Gather the lines below that include the string "Christiaan", copying each in full.

- DATA LINES:
# # # # # # #

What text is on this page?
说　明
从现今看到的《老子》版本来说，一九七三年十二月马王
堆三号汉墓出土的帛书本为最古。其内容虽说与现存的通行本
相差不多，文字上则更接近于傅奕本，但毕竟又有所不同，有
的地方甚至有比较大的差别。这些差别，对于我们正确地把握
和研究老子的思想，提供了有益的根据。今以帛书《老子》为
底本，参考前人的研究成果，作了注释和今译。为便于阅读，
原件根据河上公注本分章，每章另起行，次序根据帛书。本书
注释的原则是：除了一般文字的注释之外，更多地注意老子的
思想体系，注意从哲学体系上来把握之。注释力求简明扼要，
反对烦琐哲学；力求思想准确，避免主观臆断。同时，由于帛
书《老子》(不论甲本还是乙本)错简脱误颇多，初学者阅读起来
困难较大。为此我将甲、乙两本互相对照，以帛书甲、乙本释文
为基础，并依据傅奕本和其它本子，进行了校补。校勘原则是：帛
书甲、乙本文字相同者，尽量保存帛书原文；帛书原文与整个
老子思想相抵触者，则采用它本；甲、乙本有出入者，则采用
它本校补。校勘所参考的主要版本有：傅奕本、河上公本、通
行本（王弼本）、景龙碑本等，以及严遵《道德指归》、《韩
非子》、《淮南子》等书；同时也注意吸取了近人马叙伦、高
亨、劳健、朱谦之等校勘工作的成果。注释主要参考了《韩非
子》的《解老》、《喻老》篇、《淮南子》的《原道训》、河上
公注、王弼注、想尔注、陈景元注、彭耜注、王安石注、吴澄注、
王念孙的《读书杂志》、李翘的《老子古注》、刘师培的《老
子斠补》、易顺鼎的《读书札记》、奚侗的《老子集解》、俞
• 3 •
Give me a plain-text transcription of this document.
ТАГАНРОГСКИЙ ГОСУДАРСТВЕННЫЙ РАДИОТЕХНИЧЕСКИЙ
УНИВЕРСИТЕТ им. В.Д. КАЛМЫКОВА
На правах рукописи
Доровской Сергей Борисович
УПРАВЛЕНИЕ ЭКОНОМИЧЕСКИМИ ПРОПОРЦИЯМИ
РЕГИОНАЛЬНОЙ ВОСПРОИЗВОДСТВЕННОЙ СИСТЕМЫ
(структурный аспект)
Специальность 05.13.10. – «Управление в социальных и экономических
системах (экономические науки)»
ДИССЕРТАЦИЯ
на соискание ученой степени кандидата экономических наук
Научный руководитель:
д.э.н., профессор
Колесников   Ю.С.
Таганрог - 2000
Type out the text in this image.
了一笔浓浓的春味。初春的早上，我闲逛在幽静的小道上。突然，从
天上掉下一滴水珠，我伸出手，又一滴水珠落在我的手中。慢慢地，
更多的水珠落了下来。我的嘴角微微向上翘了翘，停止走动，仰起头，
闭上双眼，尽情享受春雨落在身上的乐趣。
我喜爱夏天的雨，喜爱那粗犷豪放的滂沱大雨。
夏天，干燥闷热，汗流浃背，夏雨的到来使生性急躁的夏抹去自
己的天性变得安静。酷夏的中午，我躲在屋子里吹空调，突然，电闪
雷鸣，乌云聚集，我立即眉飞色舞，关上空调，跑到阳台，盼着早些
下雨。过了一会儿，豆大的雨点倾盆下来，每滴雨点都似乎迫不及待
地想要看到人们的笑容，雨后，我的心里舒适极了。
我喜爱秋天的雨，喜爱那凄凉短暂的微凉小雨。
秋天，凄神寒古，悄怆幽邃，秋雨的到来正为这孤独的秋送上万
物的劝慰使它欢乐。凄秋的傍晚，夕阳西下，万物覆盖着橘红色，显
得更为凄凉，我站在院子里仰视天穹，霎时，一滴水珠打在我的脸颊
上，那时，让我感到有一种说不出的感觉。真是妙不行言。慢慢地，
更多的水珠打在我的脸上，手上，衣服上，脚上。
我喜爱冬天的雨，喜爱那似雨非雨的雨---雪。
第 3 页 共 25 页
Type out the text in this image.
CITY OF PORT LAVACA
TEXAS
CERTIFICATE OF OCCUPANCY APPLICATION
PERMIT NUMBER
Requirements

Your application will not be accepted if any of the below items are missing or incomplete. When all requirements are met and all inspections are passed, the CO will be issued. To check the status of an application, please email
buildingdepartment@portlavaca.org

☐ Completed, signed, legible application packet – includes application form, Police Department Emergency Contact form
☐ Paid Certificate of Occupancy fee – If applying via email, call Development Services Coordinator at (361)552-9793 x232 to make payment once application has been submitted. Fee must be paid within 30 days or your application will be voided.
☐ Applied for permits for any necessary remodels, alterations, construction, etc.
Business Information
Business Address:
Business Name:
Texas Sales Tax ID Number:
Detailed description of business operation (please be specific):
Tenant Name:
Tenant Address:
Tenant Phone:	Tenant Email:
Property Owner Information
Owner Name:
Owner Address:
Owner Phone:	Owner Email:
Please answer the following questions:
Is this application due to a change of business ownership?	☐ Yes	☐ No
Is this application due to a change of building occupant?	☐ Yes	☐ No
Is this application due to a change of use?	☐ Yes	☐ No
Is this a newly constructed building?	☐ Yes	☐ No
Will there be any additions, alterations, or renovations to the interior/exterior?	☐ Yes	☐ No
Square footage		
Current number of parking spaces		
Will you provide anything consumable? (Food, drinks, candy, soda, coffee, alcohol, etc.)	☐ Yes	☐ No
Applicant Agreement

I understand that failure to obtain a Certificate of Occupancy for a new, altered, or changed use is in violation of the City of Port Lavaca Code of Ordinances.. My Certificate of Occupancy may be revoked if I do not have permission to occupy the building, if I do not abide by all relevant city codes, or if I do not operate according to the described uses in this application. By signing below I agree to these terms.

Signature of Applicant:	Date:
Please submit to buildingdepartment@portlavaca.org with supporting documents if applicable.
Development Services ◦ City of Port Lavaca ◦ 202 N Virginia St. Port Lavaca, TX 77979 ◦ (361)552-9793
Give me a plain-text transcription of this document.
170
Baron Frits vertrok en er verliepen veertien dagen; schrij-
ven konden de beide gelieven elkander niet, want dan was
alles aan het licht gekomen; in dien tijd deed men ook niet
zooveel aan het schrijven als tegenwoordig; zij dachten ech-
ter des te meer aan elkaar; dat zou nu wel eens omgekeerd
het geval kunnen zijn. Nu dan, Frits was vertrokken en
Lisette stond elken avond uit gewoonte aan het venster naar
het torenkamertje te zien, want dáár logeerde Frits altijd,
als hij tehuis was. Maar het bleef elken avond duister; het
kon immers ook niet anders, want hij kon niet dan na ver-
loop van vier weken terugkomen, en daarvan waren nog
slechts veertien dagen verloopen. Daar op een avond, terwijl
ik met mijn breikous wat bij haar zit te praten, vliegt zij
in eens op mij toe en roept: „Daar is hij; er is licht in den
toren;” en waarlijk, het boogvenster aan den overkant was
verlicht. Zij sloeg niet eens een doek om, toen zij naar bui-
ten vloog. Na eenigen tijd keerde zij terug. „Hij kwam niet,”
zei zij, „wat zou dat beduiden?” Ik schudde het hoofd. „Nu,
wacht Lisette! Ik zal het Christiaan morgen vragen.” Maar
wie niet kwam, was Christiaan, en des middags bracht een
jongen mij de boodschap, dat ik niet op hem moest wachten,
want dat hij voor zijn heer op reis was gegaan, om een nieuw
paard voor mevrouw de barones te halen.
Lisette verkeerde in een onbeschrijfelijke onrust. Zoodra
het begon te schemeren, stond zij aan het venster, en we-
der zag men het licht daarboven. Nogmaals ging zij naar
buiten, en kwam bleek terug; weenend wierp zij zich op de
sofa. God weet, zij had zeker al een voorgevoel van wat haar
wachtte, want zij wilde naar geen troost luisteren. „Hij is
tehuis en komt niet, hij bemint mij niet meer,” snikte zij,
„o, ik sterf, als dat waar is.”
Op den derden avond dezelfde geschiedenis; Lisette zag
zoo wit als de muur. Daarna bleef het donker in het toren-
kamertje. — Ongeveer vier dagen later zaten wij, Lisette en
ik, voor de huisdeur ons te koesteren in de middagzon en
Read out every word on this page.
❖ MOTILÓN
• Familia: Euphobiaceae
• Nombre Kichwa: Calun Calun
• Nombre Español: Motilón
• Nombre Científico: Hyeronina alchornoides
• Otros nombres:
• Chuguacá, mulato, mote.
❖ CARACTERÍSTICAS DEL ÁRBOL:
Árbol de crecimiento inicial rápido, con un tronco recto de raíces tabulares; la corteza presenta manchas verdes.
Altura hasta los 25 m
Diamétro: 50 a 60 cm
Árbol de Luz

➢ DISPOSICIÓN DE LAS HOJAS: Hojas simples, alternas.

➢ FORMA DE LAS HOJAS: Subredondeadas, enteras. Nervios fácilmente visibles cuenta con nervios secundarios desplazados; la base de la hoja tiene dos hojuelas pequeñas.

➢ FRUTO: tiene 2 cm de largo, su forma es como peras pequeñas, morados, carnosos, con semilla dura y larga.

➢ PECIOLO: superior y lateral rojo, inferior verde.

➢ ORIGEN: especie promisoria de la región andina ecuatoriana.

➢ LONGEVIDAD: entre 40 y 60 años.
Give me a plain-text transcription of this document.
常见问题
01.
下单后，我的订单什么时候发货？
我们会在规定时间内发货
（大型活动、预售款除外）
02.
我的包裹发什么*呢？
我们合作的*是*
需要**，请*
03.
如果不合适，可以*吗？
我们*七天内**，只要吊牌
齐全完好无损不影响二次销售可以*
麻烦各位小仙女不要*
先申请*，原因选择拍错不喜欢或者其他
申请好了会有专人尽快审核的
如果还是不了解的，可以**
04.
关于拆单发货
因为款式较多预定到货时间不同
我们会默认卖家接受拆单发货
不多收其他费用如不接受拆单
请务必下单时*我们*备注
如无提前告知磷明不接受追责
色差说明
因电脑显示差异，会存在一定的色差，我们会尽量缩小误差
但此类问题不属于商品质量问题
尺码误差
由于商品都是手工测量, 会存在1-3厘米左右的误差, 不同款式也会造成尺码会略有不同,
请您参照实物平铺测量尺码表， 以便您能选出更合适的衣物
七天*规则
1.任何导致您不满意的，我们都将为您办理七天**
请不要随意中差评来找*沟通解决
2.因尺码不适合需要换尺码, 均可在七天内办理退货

# # # # # # #

- RESULT OF THIS EXERCISE:
wacht Lisette! Ik zal het Christiaan morgen vragen.” Maar
wie niet kwam, was Christiaan, en des middags bracht een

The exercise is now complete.